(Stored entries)
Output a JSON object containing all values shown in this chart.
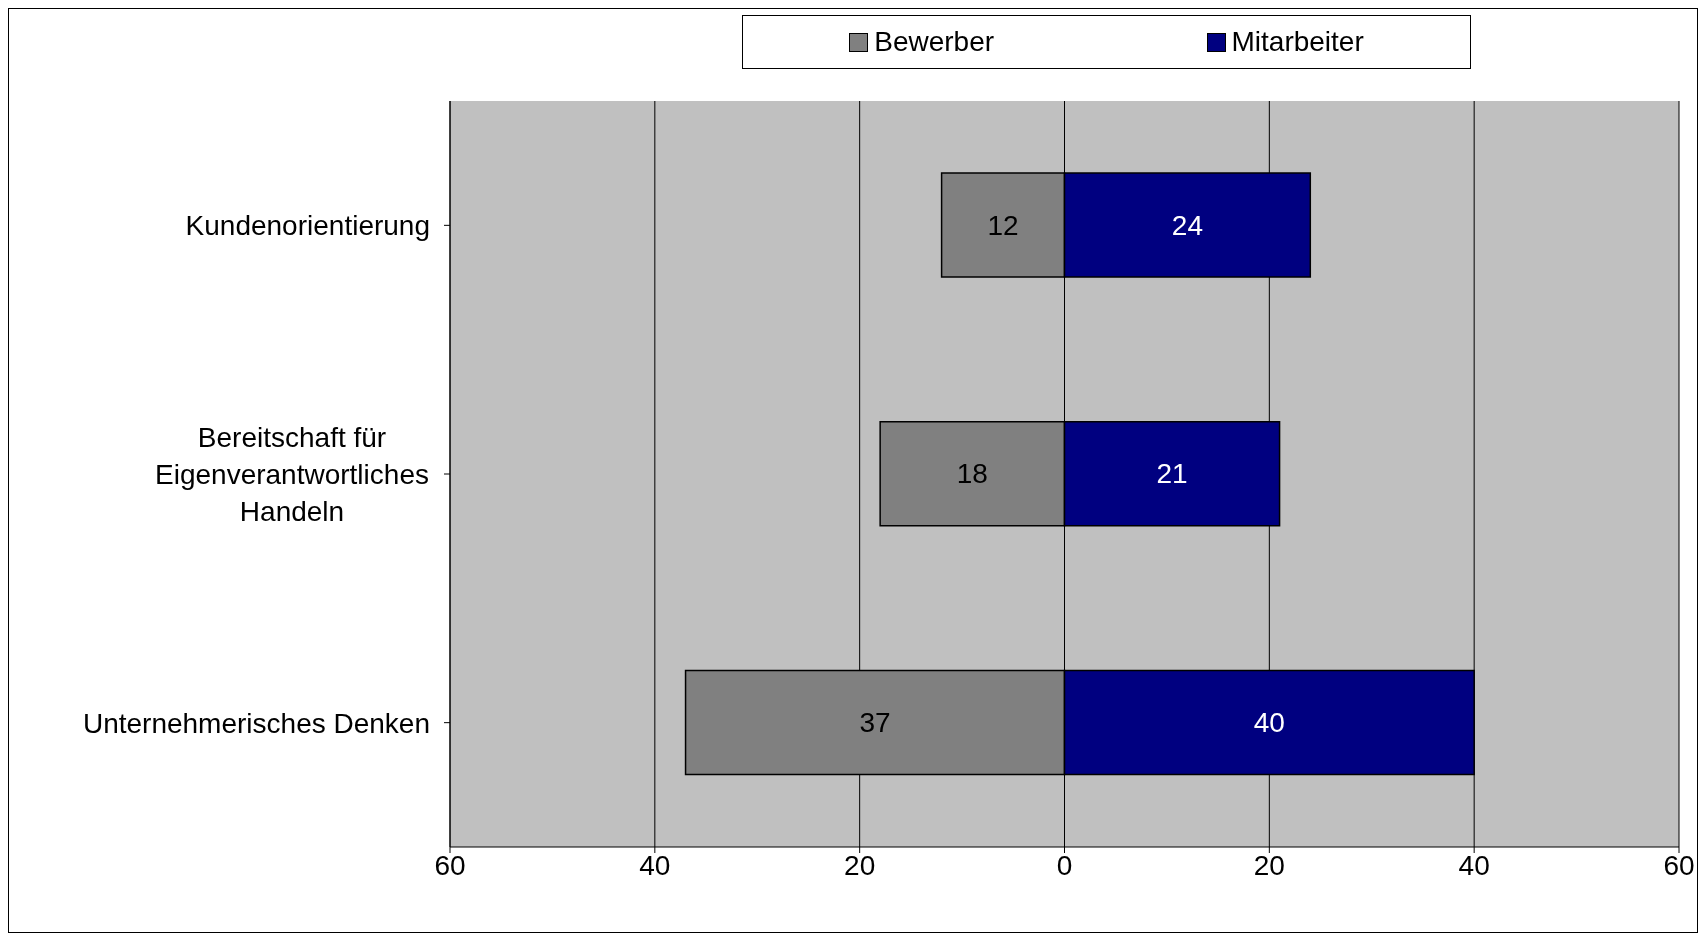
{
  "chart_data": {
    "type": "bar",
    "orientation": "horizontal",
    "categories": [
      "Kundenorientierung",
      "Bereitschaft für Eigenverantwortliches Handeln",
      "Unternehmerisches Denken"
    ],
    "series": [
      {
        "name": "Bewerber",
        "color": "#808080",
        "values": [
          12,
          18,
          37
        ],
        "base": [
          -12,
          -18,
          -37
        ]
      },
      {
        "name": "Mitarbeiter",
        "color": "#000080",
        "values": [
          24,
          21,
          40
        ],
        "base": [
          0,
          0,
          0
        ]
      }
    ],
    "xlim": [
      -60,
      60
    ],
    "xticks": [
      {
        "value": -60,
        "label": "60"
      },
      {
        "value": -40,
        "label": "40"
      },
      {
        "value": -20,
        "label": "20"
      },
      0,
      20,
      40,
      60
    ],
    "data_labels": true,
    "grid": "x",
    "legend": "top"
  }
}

** To do **
Repeat every record precisely. Any picture among them stays out of the copy.

** Task solution **
Output a JSON object containing all values shown in this chart.
{
  "chart_data": {
    "type": "bar",
    "orientation": "horizontal",
    "categories": [
      "Kundenorientierung",
      "Bereitschaft für Eigenverantwortliches Handeln",
      "Unternehmerisches Denken"
    ],
    "series": [
      {
        "name": "Bewerber",
        "color": "#808080",
        "values": [
          12,
          18,
          37
        ],
        "base": [
          -12,
          -18,
          -37
        ]
      },
      {
        "name": "Mitarbeiter",
        "color": "#000080",
        "values": [
          24,
          21,
          40
        ],
        "base": [
          0,
          0,
          0
        ]
      }
    ],
    "xlim": [
      -60,
      60
    ],
    "xticks": [
      {
        "value": -60,
        "label": "60"
      },
      {
        "value": -40,
        "label": "40"
      },
      {
        "value": -20,
        "label": "20"
      },
      0,
      20,
      40,
      60
    ],
    "data_labels": true,
    "grid": "x",
    "legend": "top"
  }
}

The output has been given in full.